WHAT YOU HAVE TO DO: Find each line with the word "lose" and state how many there are, nothing more.

###

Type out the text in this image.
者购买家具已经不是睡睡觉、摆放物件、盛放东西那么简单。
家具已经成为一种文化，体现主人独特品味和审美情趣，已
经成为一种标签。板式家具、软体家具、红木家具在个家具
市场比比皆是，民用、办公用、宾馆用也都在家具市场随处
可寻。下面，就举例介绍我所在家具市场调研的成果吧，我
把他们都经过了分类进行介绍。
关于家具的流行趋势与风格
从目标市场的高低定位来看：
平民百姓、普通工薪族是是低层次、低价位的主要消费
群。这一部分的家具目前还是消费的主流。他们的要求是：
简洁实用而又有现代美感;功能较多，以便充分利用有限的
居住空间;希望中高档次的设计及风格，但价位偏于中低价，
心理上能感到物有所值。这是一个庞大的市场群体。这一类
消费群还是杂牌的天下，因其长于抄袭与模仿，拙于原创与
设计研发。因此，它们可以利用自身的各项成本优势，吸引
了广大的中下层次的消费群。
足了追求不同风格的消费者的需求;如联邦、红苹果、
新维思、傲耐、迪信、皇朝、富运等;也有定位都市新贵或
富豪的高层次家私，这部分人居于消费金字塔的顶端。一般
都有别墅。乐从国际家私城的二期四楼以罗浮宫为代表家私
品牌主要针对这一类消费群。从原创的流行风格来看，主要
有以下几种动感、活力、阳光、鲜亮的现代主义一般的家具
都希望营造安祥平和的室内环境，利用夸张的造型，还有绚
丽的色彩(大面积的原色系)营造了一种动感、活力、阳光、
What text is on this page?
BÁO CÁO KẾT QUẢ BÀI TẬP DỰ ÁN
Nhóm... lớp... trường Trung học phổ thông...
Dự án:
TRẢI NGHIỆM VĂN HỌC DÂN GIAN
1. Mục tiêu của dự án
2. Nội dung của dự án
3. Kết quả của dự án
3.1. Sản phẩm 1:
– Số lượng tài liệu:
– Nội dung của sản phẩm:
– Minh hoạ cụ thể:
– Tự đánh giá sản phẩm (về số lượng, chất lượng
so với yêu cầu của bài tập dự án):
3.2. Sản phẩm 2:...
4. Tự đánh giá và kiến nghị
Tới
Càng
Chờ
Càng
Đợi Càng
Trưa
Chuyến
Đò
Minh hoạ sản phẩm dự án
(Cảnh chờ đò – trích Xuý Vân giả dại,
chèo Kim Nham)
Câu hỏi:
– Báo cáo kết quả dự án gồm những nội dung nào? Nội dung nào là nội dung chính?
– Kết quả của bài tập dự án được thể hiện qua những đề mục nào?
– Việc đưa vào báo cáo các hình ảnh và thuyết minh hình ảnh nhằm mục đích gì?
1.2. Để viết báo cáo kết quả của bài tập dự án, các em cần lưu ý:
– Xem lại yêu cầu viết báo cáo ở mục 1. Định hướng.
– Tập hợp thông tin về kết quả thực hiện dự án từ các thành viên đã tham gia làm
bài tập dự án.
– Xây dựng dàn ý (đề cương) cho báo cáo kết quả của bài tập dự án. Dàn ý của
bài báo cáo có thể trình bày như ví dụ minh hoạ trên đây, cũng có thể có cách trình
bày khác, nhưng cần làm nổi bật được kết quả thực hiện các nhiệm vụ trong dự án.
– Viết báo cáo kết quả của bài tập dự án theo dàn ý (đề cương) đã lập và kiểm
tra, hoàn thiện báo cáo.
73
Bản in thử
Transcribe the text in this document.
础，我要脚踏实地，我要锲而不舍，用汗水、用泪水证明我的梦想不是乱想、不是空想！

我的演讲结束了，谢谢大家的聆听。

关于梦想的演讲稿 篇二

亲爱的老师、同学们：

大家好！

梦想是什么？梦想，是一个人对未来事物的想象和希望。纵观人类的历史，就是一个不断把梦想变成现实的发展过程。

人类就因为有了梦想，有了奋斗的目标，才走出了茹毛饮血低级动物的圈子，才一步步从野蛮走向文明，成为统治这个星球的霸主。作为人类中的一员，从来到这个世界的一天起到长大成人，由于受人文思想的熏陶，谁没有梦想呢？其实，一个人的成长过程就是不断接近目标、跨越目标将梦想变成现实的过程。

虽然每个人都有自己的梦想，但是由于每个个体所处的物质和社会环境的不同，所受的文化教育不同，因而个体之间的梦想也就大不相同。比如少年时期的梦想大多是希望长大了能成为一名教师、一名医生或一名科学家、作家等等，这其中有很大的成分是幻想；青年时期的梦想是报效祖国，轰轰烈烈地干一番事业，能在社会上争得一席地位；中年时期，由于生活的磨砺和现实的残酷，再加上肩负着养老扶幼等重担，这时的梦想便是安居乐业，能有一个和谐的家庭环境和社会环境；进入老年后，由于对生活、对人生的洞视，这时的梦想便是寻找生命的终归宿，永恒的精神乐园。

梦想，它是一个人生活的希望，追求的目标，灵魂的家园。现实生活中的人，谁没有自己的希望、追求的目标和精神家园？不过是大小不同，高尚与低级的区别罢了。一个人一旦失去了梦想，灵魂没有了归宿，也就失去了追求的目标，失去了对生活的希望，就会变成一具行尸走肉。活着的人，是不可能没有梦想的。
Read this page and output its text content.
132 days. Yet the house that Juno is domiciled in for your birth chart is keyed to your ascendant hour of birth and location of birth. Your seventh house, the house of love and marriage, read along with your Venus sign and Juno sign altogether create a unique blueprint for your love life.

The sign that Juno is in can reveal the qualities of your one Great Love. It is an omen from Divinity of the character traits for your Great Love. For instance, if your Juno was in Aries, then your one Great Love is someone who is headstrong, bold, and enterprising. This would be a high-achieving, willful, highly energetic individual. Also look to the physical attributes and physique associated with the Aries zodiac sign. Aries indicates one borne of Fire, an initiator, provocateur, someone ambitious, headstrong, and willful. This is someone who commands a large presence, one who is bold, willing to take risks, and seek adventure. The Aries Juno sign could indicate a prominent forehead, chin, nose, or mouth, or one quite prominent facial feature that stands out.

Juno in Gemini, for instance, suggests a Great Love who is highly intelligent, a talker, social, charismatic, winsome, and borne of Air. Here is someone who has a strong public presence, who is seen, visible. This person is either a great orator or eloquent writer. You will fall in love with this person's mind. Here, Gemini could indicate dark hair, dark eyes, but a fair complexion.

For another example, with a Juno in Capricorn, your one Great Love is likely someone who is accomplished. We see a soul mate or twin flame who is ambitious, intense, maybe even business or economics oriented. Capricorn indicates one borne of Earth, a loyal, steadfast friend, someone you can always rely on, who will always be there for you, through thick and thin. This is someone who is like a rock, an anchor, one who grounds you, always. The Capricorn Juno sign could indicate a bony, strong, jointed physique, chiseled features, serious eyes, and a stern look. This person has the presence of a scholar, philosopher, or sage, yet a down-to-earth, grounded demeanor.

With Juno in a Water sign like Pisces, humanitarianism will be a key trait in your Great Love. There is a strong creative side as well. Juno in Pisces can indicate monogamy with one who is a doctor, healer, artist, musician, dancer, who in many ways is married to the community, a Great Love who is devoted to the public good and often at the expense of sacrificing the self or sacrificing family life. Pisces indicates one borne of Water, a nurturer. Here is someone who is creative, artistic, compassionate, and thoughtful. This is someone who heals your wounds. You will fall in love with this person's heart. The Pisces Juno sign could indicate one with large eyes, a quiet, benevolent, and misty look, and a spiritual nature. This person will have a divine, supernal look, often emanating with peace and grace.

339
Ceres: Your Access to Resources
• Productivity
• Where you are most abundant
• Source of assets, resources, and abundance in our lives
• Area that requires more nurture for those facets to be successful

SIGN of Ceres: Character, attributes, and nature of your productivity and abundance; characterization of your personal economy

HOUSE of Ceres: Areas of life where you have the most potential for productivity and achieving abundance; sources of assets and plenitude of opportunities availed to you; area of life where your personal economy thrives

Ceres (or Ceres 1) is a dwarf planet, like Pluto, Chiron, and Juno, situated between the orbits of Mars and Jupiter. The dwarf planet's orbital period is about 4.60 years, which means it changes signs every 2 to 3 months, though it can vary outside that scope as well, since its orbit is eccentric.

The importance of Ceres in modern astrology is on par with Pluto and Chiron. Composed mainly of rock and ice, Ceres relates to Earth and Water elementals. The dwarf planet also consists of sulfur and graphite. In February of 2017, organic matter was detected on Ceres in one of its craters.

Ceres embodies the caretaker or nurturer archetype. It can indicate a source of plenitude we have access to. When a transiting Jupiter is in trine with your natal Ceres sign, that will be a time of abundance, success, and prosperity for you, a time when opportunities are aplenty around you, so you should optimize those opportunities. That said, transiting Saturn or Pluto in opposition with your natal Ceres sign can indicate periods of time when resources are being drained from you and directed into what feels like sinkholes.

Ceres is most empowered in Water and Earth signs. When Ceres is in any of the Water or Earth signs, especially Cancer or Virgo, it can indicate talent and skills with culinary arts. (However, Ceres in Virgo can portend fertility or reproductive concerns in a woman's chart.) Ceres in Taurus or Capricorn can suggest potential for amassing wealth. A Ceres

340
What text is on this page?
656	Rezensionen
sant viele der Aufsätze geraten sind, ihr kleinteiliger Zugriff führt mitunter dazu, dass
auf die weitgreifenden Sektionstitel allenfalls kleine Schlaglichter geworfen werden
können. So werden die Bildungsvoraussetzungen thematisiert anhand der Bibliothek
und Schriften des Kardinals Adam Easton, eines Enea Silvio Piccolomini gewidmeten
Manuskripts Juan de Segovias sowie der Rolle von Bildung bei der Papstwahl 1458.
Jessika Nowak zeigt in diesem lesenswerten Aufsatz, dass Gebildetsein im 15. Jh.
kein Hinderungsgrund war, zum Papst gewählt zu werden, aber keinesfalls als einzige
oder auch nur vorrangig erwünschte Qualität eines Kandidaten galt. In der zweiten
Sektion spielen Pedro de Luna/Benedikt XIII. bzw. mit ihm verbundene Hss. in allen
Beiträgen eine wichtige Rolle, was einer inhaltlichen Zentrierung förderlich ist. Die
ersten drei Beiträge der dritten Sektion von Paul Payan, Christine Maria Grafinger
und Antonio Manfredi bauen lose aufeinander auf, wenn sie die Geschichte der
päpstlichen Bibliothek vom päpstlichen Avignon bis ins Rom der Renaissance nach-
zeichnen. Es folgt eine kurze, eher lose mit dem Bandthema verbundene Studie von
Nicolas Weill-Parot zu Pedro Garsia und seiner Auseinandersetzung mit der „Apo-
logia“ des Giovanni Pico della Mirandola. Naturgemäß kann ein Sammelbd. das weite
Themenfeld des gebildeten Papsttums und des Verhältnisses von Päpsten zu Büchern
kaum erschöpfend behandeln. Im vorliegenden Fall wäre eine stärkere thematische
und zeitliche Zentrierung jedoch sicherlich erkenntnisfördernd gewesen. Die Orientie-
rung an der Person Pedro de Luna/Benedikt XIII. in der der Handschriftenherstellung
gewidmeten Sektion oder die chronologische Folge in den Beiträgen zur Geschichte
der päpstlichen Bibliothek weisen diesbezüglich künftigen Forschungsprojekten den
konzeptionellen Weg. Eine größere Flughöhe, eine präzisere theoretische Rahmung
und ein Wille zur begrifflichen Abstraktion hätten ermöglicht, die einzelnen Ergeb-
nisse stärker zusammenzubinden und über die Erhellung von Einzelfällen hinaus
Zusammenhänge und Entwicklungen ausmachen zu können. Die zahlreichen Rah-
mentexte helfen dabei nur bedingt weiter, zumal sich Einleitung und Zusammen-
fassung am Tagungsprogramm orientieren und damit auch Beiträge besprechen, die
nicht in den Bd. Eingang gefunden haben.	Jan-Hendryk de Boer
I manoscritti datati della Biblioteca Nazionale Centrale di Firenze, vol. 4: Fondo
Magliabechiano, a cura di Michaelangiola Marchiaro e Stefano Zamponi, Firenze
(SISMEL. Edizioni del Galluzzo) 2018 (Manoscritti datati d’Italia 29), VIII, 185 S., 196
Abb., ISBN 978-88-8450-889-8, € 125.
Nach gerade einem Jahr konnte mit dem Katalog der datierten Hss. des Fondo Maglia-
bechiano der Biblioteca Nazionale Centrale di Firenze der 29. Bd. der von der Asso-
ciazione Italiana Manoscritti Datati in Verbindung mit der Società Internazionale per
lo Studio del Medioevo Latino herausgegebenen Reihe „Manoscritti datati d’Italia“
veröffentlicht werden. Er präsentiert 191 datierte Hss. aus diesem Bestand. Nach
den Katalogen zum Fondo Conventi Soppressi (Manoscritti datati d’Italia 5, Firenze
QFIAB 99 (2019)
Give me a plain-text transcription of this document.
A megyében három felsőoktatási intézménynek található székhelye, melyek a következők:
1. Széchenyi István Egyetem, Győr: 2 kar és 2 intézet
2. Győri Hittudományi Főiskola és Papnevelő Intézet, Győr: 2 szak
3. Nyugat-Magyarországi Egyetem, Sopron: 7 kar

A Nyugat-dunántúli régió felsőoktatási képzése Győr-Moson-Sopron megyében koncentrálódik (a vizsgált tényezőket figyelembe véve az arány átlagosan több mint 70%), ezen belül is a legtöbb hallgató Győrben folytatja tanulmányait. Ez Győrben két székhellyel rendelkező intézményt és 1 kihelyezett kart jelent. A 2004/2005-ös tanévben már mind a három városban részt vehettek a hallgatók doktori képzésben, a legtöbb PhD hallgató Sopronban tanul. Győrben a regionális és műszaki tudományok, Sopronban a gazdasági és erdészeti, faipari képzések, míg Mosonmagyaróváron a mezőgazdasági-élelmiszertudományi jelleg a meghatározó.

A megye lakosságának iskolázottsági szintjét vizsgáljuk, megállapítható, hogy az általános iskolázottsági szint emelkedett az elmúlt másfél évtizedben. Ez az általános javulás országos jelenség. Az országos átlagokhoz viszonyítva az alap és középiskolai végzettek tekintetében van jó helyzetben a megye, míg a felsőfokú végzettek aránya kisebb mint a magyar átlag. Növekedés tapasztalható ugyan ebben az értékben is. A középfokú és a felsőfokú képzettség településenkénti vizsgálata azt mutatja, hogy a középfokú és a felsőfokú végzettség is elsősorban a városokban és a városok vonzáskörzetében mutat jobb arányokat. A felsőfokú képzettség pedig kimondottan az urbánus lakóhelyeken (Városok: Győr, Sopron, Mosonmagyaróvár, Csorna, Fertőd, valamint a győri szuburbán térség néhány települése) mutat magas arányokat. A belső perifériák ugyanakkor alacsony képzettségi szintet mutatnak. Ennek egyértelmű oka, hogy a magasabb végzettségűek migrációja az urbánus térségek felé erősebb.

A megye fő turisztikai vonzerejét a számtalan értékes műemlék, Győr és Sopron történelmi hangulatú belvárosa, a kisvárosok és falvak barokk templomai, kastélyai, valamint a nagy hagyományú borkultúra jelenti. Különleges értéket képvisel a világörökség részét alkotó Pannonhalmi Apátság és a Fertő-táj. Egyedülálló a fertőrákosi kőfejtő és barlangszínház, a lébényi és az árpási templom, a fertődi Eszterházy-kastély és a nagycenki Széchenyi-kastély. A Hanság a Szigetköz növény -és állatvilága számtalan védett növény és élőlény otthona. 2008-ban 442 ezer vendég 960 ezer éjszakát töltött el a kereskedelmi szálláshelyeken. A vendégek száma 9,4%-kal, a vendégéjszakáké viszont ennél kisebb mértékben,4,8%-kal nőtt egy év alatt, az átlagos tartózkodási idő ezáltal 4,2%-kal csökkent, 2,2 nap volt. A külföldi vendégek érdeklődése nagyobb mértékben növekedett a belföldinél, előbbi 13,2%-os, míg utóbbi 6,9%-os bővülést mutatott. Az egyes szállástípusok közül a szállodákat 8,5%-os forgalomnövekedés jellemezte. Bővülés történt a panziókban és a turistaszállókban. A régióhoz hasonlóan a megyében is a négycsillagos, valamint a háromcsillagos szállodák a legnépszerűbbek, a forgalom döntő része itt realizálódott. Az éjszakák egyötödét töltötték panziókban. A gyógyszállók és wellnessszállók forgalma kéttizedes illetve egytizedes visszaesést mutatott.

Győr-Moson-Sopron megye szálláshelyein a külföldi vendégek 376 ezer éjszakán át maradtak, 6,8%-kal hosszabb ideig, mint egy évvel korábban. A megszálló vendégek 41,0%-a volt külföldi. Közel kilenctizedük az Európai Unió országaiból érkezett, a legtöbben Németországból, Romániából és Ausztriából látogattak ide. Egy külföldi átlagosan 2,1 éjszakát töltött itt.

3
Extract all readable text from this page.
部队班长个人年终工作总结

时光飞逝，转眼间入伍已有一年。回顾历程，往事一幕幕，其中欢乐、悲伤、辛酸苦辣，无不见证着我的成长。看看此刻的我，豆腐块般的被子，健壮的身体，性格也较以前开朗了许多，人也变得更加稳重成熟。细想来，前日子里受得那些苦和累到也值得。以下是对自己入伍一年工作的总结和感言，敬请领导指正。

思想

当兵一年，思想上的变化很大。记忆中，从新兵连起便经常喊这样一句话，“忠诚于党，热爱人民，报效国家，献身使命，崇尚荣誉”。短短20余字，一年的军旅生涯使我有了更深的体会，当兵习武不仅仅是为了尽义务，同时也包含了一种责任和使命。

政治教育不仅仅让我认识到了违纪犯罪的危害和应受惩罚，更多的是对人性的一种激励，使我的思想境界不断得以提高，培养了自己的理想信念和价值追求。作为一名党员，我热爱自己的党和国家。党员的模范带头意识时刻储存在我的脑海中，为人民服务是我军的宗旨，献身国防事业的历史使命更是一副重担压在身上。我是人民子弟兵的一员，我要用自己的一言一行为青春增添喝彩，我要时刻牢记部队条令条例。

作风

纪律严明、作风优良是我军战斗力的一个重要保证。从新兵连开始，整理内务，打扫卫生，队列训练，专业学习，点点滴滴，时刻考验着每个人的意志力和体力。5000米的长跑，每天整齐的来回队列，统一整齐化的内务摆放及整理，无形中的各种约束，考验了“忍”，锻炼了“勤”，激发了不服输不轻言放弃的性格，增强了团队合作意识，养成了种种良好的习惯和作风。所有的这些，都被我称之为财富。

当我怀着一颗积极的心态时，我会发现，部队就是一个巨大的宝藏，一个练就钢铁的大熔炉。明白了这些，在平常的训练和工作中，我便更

###

EXERCISE RESPONSE: 2